» **Problem requirements**: Rewrite each of the rows below as an item in a numbered list, leaving out any blank lines.

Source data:
--- --- ---

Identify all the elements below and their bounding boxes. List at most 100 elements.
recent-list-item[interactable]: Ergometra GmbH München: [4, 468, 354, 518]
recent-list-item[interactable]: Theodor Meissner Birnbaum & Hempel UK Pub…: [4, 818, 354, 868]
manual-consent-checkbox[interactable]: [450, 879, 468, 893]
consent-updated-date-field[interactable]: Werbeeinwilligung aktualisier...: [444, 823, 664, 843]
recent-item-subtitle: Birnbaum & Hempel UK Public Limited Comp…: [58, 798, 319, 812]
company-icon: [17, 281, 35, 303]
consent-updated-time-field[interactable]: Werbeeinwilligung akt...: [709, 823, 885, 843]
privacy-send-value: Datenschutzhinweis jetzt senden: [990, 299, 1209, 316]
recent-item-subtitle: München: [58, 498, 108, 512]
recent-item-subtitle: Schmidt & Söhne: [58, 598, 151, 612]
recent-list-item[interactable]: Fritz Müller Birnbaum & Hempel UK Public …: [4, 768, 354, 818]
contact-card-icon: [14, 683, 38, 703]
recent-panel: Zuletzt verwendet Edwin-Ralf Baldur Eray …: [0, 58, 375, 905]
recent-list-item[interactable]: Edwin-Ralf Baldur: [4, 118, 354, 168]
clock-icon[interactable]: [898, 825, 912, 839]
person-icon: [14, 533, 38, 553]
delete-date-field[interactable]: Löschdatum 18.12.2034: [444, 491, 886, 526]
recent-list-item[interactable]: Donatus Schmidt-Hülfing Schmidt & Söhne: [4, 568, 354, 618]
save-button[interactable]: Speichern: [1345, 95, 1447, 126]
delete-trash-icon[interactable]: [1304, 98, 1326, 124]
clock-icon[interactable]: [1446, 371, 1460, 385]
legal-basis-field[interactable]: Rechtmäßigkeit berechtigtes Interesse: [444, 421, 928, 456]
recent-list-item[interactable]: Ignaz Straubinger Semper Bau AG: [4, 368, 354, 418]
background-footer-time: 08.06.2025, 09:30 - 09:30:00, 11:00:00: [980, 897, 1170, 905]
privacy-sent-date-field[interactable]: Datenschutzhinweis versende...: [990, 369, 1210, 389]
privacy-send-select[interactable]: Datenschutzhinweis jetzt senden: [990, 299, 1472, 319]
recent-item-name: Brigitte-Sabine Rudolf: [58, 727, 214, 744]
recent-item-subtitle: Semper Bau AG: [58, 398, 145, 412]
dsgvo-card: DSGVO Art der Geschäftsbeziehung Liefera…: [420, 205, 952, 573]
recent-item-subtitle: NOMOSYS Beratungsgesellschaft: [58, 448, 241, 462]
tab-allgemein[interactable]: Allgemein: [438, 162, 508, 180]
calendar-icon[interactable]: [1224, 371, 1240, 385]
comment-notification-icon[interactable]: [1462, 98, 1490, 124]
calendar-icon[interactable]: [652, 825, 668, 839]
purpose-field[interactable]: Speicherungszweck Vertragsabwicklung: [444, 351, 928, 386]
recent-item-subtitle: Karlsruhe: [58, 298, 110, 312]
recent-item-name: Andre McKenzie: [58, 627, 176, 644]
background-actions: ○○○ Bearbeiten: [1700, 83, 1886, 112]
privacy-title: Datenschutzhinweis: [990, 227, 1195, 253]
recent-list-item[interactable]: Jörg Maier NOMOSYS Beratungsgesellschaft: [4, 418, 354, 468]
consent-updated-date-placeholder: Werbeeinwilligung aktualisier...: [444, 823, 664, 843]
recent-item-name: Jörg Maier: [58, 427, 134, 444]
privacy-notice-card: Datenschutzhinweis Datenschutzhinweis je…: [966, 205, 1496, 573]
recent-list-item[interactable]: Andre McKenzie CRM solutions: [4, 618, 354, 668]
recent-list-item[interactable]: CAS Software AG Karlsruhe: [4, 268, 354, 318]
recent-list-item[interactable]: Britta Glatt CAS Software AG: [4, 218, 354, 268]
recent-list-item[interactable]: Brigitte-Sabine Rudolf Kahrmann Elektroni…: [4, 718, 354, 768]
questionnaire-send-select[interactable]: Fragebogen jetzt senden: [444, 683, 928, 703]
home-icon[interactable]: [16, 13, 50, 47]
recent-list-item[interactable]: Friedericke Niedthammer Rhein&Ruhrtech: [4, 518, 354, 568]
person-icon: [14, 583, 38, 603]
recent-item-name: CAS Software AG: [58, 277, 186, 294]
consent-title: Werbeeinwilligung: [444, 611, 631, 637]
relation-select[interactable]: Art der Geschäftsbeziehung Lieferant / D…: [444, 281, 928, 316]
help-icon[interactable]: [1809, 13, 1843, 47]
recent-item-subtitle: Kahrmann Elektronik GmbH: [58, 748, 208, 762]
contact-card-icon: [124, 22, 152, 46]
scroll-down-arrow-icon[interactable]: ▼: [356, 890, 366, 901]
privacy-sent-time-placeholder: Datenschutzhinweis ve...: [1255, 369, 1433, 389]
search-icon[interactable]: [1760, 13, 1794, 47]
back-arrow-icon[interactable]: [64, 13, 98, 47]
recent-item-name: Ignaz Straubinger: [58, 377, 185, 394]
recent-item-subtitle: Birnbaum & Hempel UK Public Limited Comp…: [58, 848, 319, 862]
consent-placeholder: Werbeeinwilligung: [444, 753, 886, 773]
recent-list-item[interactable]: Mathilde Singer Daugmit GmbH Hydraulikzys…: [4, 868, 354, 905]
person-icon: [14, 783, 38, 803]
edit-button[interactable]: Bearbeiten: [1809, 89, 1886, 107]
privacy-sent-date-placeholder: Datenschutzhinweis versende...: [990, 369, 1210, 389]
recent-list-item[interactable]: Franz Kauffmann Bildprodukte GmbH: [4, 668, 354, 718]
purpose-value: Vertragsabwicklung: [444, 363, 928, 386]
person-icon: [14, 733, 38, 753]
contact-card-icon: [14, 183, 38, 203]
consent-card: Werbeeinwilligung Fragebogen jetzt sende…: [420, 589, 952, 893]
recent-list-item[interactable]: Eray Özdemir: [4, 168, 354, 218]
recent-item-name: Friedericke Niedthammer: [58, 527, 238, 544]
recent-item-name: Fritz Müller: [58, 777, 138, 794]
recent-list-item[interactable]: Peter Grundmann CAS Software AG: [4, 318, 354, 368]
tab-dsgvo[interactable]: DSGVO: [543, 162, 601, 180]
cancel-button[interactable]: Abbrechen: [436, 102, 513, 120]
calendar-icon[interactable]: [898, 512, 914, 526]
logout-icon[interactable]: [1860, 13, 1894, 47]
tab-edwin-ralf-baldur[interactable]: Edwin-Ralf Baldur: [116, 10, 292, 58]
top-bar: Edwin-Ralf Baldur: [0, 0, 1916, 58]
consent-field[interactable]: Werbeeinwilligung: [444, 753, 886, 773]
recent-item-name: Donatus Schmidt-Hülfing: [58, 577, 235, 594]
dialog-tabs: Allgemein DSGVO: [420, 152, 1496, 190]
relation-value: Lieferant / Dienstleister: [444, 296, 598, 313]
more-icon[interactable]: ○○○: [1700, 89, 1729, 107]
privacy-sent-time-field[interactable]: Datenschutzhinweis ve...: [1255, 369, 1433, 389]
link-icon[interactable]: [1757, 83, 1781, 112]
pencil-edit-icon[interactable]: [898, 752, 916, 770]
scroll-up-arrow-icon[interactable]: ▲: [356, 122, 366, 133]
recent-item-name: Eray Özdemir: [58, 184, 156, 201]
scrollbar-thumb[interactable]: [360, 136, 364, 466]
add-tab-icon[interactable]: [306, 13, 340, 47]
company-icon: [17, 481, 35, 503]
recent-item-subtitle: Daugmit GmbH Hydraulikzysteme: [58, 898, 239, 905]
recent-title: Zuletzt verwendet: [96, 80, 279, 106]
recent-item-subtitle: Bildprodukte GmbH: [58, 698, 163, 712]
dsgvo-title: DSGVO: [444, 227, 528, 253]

--- --- ---

» **Response**:
1. Identify all the elements below and their bounding boxes. List at most 100 elements.
2. recent-list-item[interactable]: Ergometra GmbH München: [4, 468, 354, 518]
3. recent-list-item[interactable]: Theodor Meissner Birnbaum & Hempel UK Pub…: [4, 818, 354, 868]
4. manual-consent-checkbox[interactable]: [450, 879, 468, 893]
5. consent-updated-date-field[interactable]: Werbeeinwilligung aktualisier...: [444, 823, 664, 843]
6. recent-item-subtitle: Birnbaum & Hempel UK Public Limited Comp…: [58, 798, 319, 812]
7. company-icon: [17, 281, 35, 303]
8. consent-updated-time-field[interactable]: Werbeeinwilligung akt...: [709, 823, 885, 843]
9. privacy-send-value: Datenschutzhinweis jetzt senden: [990, 299, 1209, 316]
10. recent-item-subtitle: München: [58, 498, 108, 512]
11. recent-item-subtitle: Schmidt & Söhne: [58, 598, 151, 612]
12. recent-list-item[interactable]: Fritz Müller Birnbaum & Hempel UK Public …: [4, 768, 354, 818]
13. contact-card-icon: [14, 683, 38, 703]
14. recent-panel: Zuletzt verwendet Edwin-Ralf Baldur Eray …: [0, 58, 375, 905]
15. recent-list-item[interactable]: Edwin-Ralf Baldur: [4, 118, 354, 168]
16. clock-icon[interactable]: [898, 825, 912, 839]
17. person-icon: [14, 533, 38, 553]
18. delete-date-field[interactable]: Löschdatum 18.12.2034: [444, 491, 886, 526]
19. recent-list-item[interactable]: Donatus Schmidt-Hülfing Schmidt & Söhne: [4, 568, 354, 618]
20. save-button[interactable]: Speichern: [1345, 95, 1447, 126]
21. delete-trash-icon[interactable]: [1304, 98, 1326, 124]
22. clock-icon[interactable]: [1446, 371, 1460, 385]
23. legal-basis-field[interactable]: Rechtmäßigkeit berechtigtes Interesse: [444, 421, 928, 456]
24. recent-list-item[interactable]: Ignaz Straubinger Semper Bau AG: [4, 368, 354, 418]
25. background-footer-time: 08.06.2025, 09:30 - 09:30:00, 11:00:00: [980, 897, 1170, 905]
26. privacy-sent-date-field[interactable]: Datenschutzhinweis versende...: [990, 369, 1210, 389]
27. privacy-send-select[interactable]: Datenschutzhinweis jetzt senden: [990, 299, 1472, 319]
28. recent-item-name: Brigitte-Sabine Rudolf: [58, 727, 214, 744]
29. recent-item-subtitle: Semper Bau AG: [58, 398, 145, 412]
30. dsgvo-card: DSGVO Art der Geschäftsbeziehung Liefera…: [420, 205, 952, 573]
31. recent-item-subtitle: NOMOSYS Beratungsgesellschaft: [58, 448, 241, 462]
32. tab-allgemein[interactable]: Allgemein: [438, 162, 508, 180]
33. calendar-icon[interactable]: [1224, 371, 1240, 385]
34. comment-notification-icon[interactable]: [1462, 98, 1490, 124]
35. calendar-icon[interactable]: [652, 825, 668, 839]
36. purpose-field[interactable]: Speicherungszweck Vertragsabwicklung: [444, 351, 928, 386]
37. recent-item-subtitle: Karlsruhe: [58, 298, 110, 312]
38. recent-item-name: Andre McKenzie: [58, 627, 176, 644]
39. background-actions: ○○○ Bearbeiten: [1700, 83, 1886, 112]
40. privacy-title: Datenschutzhinweis: [990, 227, 1195, 253]
41. recent-list-item[interactable]: Jörg Maier NOMOSYS Beratungsgesellschaft: [4, 418, 354, 468]
42. consent-updated-date-placeholder: Werbeeinwilligung aktualisier...: [444, 823, 664, 843]
43. recent-item-name: Jörg Maier: [58, 427, 134, 444]
44. privacy-notice-card: Datenschutzhinweis Datenschutzhinweis je…: [966, 205, 1496, 573]
45. recent-list-item[interactable]: Andre McKenzie CRM solutions: [4, 618, 354, 668]
46. recent-list-item[interactable]: CAS Software AG Karlsruhe: [4, 268, 354, 318]
47. recent-list-item[interactable]: Britta Glatt CAS Software AG: [4, 218, 354, 268]
48. recent-list-item[interactable]: Brigitte-Sabine Rudolf Kahrmann Elektroni…: [4, 718, 354, 768]
49. questionnaire-send-select[interactable]: Fragebogen jetzt senden: [444, 683, 928, 703]
50. home-icon[interactable]: [16, 13, 50, 47]
51. recent-list-item[interactable]: Friedericke Niedthammer Rhein&Ruhrtech: [4, 518, 354, 568]
52. person-icon: [14, 583, 38, 603]
53. recent-item-name: CAS Software AG: [58, 277, 186, 294]
54. consent-title: Werbeeinwilligung: [444, 611, 631, 637]
55. relation-select[interactable]: Art der Geschäftsbeziehung Lieferant / D…: [444, 281, 928, 316]
56. help-icon[interactable]: [1809, 13, 1843, 47]
57. recent-item-subtitle: Kahrmann Elektronik GmbH: [58, 748, 208, 762]
58. contact-card-icon: [124, 22, 152, 46]
59. scroll-down-arrow-icon[interactable]: ▼: [356, 890, 366, 901]
60. privacy-sent-time-placeholder: Datenschutzhinweis ve...: [1255, 369, 1433, 389]
61. search-icon[interactable]: [1760, 13, 1794, 47]
62. back-arrow-icon[interactable]: [64, 13, 98, 47]
63. recent-item-name: Ignaz Straubinger: [58, 377, 185, 394]
64. recent-item-subtitle: Birnbaum & Hempel UK Public Limited Comp…: [58, 848, 319, 862]
65. consent-placeholder: Werbeeinwilligung: [444, 753, 886, 773]
66. recent-list-item[interactable]: Mathilde Singer Daugmit GmbH Hydraulikzys…: [4, 868, 354, 905]
67. person-icon: [14, 783, 38, 803]
68. edit-button[interactable]: Bearbeiten: [1809, 89, 1886, 107]
69. privacy-sent-date-placeholder: Datenschutzhinweis versende...: [990, 369, 1210, 389]
70. recent-list-item[interactable]: Franz Kauffmann Bildprodukte GmbH: [4, 668, 354, 718]
71. purpose-value: Vertragsabwicklung: [444, 363, 928, 386]
72. person-icon: [14, 733, 38, 753]
73. contact-card-icon: [14, 183, 38, 203]
74. consent-card: Werbeeinwilligung Fragebogen jetzt sende…: [420, 589, 952, 893]
75. recent-list-item[interactable]: Eray Özdemir: [4, 168, 354, 218]
76. recent-item-name: Friedericke Niedthammer: [58, 527, 238, 544]
77. recent-item-name: Fritz Müller: [58, 777, 138, 794]
78. recent-list-item[interactable]: Peter Grundmann CAS Software AG: [4, 318, 354, 368]
79. tab-dsgvo[interactable]: DSGVO: [543, 162, 601, 180]
80. cancel-button[interactable]: Abbrechen: [436, 102, 513, 120]
81. calendar-icon[interactable]: [898, 512, 914, 526]
82. logout-icon[interactable]: [1860, 13, 1894, 47]
83. tab-edwin-ralf-baldur[interactable]: Edwin-Ralf Baldur: [116, 10, 292, 58]
84. top-bar: Edwin-Ralf Baldur: [0, 0, 1916, 58]
85. consent-field[interactable]: Werbeeinwilligung: [444, 753, 886, 773]
86. recent-item-name: Donatus Schmidt-Hülfing: [58, 577, 235, 594]
87. dialog-tabs: Allgemein DSGVO: [420, 152, 1496, 190]
88. relation-value: Lieferant / Dienstleister: [444, 296, 598, 313]
89. more-icon[interactable]: ○○○: [1700, 89, 1729, 107]
90. privacy-sent-time-field[interactable]: Datenschutzhinweis ve...: [1255, 369, 1433, 389]
91. link-icon[interactable]: [1757, 83, 1781, 112]
92. pencil-edit-icon[interactable]: [898, 752, 916, 770]
93. scroll-up-arrow-icon[interactable]: ▲: [356, 122, 366, 133]
94. recent-item-name: Eray Özdemir: [58, 184, 156, 201]
95. scrollbar-thumb[interactable]: [360, 136, 364, 466]
96. add-tab-icon[interactable]: [306, 13, 340, 47]
97. company-icon: [17, 481, 35, 503]
98. recent-item-subtitle: Daugmit GmbH Hydraulikzysteme: [58, 898, 239, 905]
99. recent-title: Zuletzt verwendet: [96, 80, 279, 106]
100. recent-item-subtitle: Bildprodukte GmbH: [58, 698, 163, 712]
101. dsgvo-title: DSGVO: [444, 227, 528, 253]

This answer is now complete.